STATED GOAL
Every line with the string "chevron" should be gathered.

LISTED RECORDS
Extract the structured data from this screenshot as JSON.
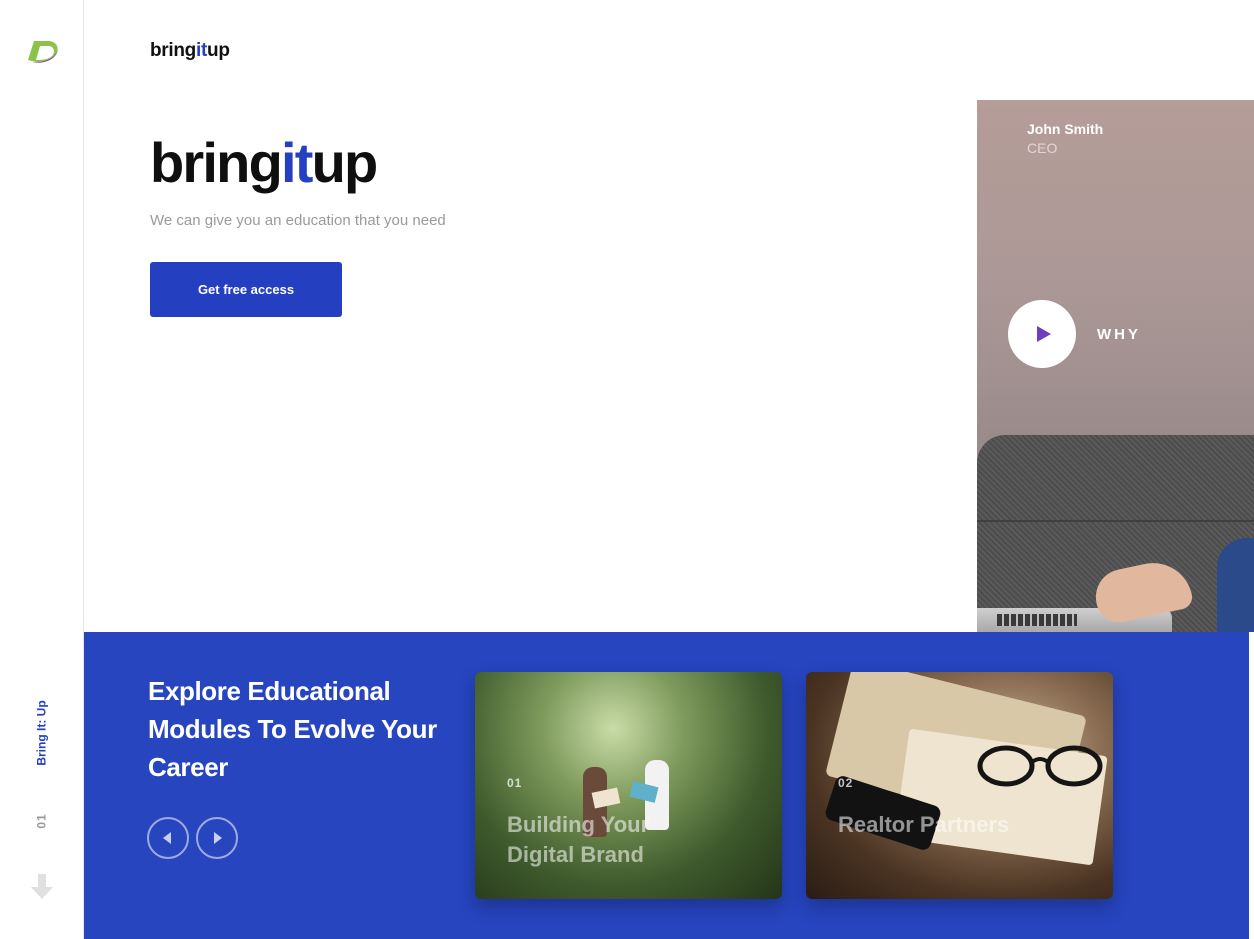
{
  "sidebar": {
    "vertical_label": "Bring It: Up",
    "slide_number": "01",
    "logo_icon": "brand-logo-icon",
    "arrow_icon": "arrow-down-icon"
  },
  "header": {
    "logo_prefix": "bring",
    "logo_it": "it",
    "logo_suffix": "up"
  },
  "hero": {
    "title_prefix": "bring",
    "title_it": "it",
    "title_suffix": "up",
    "subtitle": "We can give you an education that you need",
    "cta_label": "Get free access"
  },
  "video": {
    "person_name": "John Smith",
    "person_role": "CEO",
    "why_label": "WHY",
    "play_icon": "play-icon"
  },
  "modules": {
    "title": "Explore Educational Modules To Evolve Your Career",
    "prev_icon": "chevron-left-icon",
    "next_icon": "chevron-right-icon",
    "cards": [
      {
        "number": "01",
        "title": "Building Your Digital Brand"
      },
      {
        "number": "02",
        "title": "Realtor Partners"
      }
    ]
  },
  "colors": {
    "brand_blue": "#2440c0",
    "section_blue": "#2645bf",
    "play_purple": "#6b3fbf"
  }
}
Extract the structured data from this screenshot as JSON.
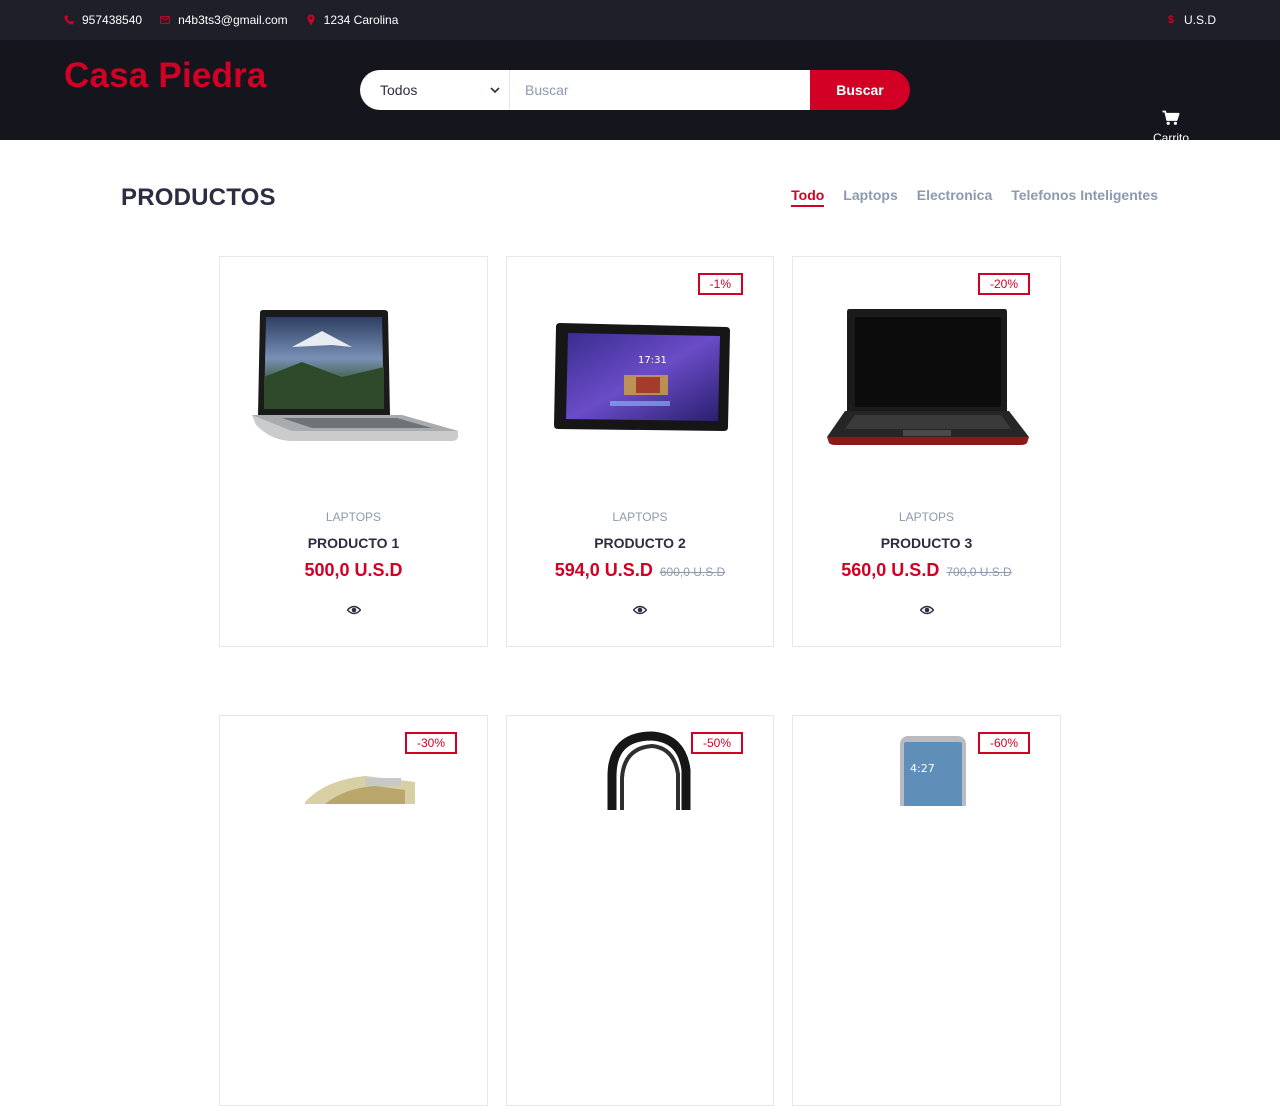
{
  "topbar": {
    "phone": "957438540",
    "email": "n4b3ts3@gmail.com",
    "address": "1234 Carolina",
    "currency": "U.S.D",
    "icons": {
      "phone": "phone-icon",
      "email": "envelope-icon",
      "address": "map-marker-icon",
      "currency": "dollar-icon"
    }
  },
  "header": {
    "logo": "Casa Piedra",
    "search": {
      "category_selected": "Todos",
      "placeholder": "Buscar",
      "value": "",
      "button_label": "Buscar"
    },
    "cart_label": "Carrito"
  },
  "section": {
    "title": "PRODUCTOS",
    "tabs": [
      {
        "label": "Todo",
        "active": true
      },
      {
        "label": "Laptops",
        "active": false
      },
      {
        "label": "Electronica",
        "active": false
      },
      {
        "label": "Telefonos Inteligentes",
        "active": false
      }
    ]
  },
  "products": [
    {
      "badge": "",
      "category": "LAPTOPS",
      "name": "PRODUCTO 1",
      "price": "500,0 U.S.D",
      "old_price": "",
      "image": "macbook-laptop"
    },
    {
      "badge": "-1%",
      "category": "LAPTOPS",
      "name": "PRODUCTO 2",
      "price": "594,0 U.S.D",
      "old_price": "600,0 U.S.D",
      "image": "tablet"
    },
    {
      "badge": "-20%",
      "category": "LAPTOPS",
      "name": "PRODUCTO 3",
      "price": "560,0 U.S.D",
      "old_price": "700,0 U.S.D",
      "image": "black-laptop"
    },
    {
      "badge": "-30%",
      "category": "",
      "name": "",
      "price": "",
      "old_price": "",
      "image": "camera-film"
    },
    {
      "badge": "-50%",
      "category": "",
      "name": "",
      "price": "",
      "old_price": "",
      "image": "headphones"
    },
    {
      "badge": "-60%",
      "category": "",
      "name": "",
      "price": "",
      "old_price": "",
      "image": "smartphone"
    }
  ],
  "colors": {
    "accent": "#d10024",
    "topbar_bg": "#1e1f29",
    "header_bg": "#15161d",
    "muted": "#8d99ae",
    "dark": "#2b2d42"
  }
}
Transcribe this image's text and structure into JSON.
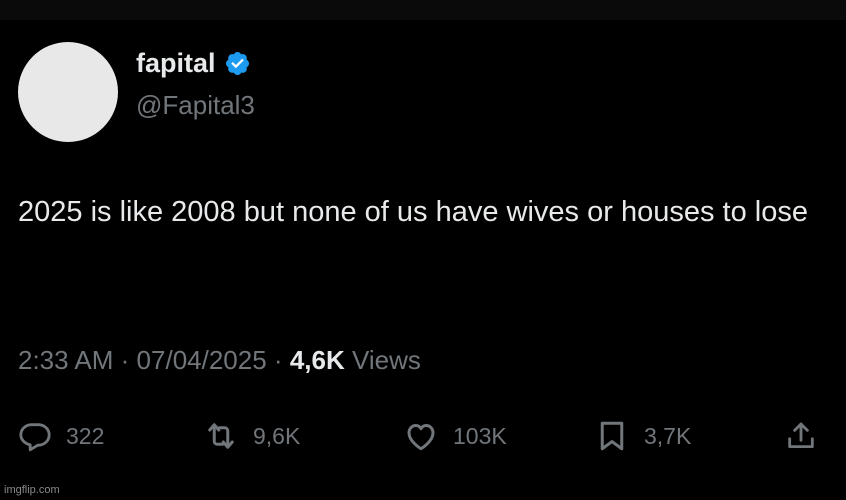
{
  "author": {
    "display_name": "fapital",
    "handle": "@Fapital3",
    "verified": true
  },
  "tweet": {
    "text": "2025 is like 2008 but none of us have wives or houses to lose"
  },
  "meta": {
    "time": "2:33 AM",
    "separator": "·",
    "date": "07/04/2025",
    "views_count": "4,6K",
    "views_label": "Views"
  },
  "actions": {
    "replies": "322",
    "reposts": "9,6K",
    "likes": "103K",
    "bookmarks": "3,7K"
  },
  "watermark": "imgflip.com",
  "colors": {
    "background": "#000000",
    "primary_text": "#e7e9ea",
    "secondary_text": "#71767b",
    "verified_badge": "#1d9bf0"
  }
}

FULL OUTPUT
    "prev_icon": "chevron-left-icon",
    "next_icon": "chevron-right-icon",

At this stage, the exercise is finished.